- **WHAT THIS TASK INVOLVES**
Copy every line of the data that contains the string "Unterlagen".

:: DATA FOR THIS TASK

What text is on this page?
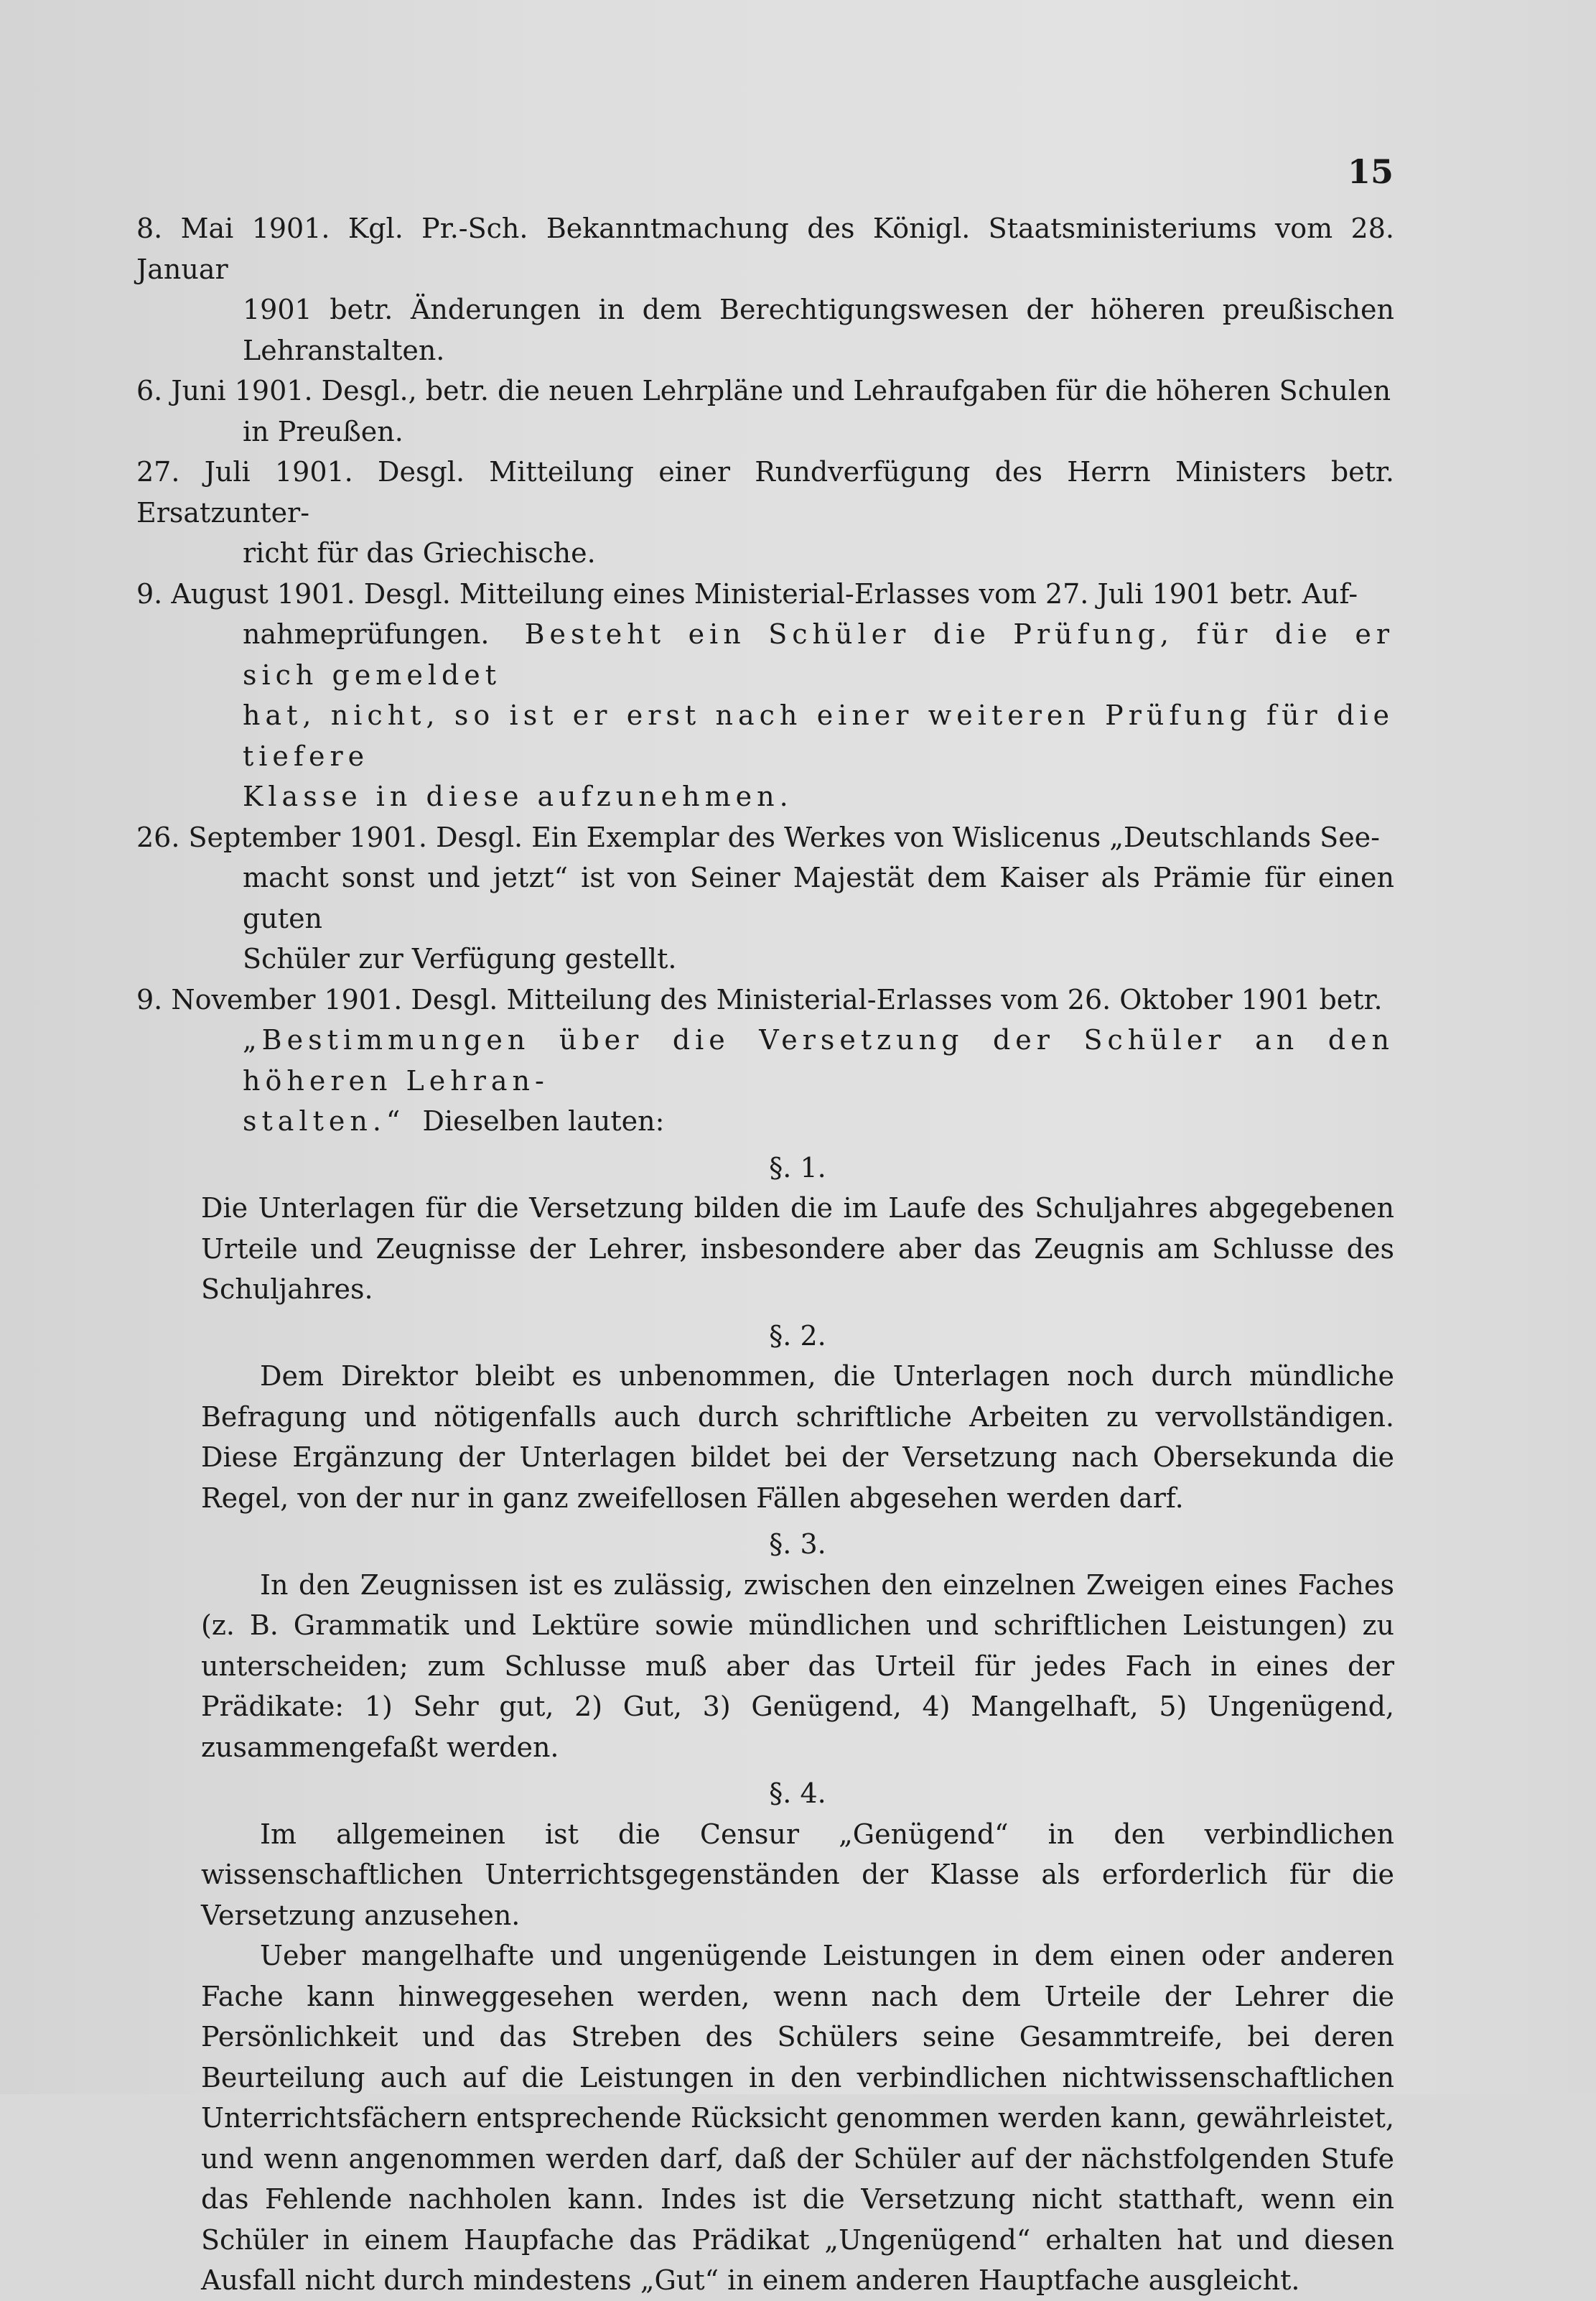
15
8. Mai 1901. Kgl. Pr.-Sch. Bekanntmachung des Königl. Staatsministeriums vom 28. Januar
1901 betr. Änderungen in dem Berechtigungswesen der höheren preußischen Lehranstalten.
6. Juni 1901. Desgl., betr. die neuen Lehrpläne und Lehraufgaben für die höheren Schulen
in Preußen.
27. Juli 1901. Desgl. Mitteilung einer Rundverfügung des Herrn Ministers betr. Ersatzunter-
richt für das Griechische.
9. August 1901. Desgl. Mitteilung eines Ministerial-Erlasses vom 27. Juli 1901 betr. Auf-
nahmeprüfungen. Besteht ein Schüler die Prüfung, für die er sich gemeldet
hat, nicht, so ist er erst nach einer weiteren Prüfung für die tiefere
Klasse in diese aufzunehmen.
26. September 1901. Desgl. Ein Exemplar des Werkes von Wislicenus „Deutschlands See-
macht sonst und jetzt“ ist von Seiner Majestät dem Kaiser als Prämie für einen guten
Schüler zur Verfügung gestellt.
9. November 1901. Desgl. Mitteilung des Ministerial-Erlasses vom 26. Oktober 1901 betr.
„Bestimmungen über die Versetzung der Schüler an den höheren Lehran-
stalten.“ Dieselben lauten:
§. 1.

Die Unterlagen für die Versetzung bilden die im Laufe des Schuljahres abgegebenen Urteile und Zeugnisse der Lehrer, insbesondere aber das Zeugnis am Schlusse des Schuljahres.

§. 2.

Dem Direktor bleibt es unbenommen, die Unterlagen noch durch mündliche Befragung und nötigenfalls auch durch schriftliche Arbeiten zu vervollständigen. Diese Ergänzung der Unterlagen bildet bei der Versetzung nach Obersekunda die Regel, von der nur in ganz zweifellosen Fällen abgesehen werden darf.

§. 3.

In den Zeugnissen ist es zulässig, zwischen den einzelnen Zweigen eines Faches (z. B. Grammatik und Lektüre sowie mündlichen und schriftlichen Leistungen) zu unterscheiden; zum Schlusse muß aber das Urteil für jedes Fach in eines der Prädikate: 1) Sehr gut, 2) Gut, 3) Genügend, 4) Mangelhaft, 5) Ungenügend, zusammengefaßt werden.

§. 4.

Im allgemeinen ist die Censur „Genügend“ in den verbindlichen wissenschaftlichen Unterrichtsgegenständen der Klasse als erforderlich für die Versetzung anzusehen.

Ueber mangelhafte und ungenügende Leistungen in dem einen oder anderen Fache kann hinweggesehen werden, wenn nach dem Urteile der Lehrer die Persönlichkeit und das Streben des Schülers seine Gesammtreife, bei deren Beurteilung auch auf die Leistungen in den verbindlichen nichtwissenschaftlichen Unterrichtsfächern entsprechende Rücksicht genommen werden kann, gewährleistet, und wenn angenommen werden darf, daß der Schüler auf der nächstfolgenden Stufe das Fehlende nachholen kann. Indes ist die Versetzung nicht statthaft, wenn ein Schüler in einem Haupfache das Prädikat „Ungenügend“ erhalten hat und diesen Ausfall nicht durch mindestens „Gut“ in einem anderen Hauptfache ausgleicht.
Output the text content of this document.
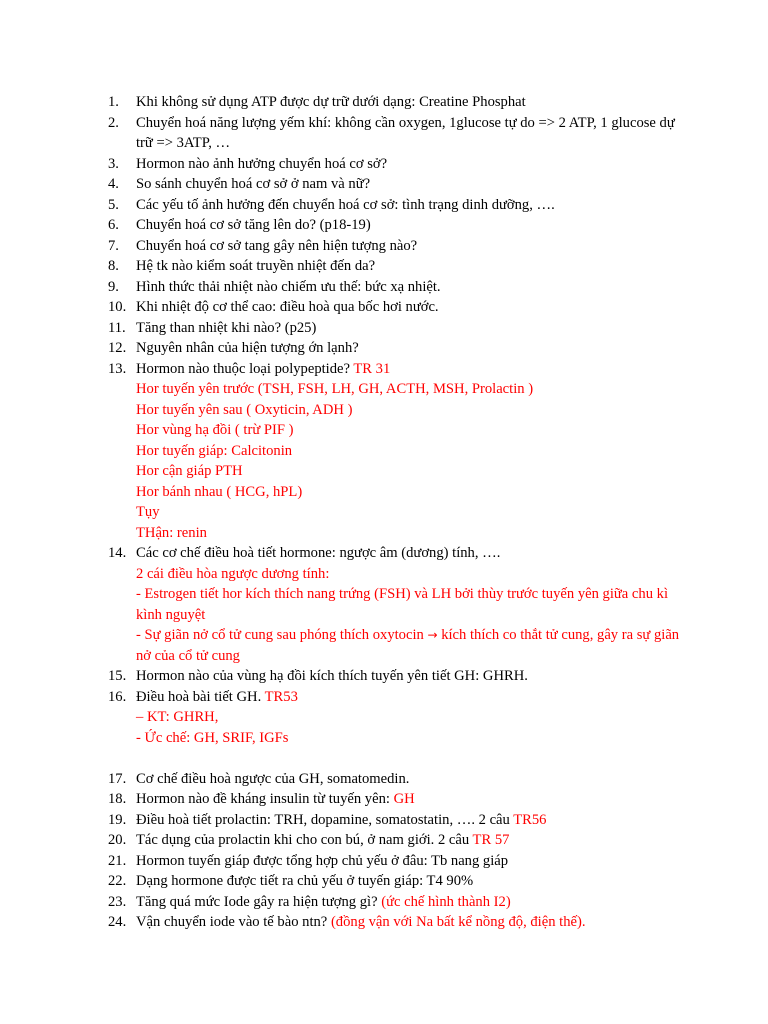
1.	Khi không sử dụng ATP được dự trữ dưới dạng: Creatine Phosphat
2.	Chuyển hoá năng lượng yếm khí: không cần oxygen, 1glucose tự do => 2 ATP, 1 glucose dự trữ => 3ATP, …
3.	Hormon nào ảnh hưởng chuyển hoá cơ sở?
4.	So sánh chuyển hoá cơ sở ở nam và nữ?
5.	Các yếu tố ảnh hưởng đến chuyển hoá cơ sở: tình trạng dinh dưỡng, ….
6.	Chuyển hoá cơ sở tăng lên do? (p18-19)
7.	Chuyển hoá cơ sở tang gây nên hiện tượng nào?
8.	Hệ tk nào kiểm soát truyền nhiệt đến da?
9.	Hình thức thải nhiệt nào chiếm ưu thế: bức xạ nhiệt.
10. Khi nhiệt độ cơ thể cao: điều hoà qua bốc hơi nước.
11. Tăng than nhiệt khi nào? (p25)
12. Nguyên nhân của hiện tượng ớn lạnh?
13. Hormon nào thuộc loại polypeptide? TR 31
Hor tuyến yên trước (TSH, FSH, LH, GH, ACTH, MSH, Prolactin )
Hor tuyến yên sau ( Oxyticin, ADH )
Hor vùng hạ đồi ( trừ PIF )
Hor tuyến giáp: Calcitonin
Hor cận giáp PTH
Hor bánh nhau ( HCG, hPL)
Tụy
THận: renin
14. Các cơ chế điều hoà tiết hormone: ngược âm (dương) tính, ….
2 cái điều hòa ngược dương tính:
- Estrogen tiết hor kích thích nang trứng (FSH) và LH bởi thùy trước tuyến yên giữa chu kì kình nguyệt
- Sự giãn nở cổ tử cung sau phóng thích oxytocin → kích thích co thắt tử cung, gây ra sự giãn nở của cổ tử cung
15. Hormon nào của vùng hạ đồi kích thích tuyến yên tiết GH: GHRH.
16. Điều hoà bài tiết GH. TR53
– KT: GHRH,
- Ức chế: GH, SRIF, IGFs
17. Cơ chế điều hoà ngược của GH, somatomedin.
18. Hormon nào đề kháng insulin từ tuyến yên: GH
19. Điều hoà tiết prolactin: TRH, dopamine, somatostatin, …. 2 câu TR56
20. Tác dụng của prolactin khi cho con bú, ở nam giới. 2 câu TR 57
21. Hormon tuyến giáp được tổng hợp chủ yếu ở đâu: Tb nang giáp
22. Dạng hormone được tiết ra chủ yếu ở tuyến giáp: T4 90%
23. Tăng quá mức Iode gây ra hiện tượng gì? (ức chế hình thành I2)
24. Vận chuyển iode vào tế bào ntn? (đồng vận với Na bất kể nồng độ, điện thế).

::::

- **ANSWER FOR THIS EXERCISE**
Die Unterlagen für die Versetzung bilden die im Laufe des Schuljahres abgegebenen Urteile und Zeugnisse der Lehrer, insbesondere aber das Zeugnis am Schlusse des Schuljahres.
Dem Direktor bleibt es unbenommen, die Unterlagen noch durch mündliche Befragung und nötigenfalls auch durch schriftliche Arbeiten zu vervollständigen. Diese Ergänzung der Unterlagen bildet bei der Versetzung nach Obersekunda die Regel, von der nur in ganz zweifellosen Fällen abgesehen werden darf.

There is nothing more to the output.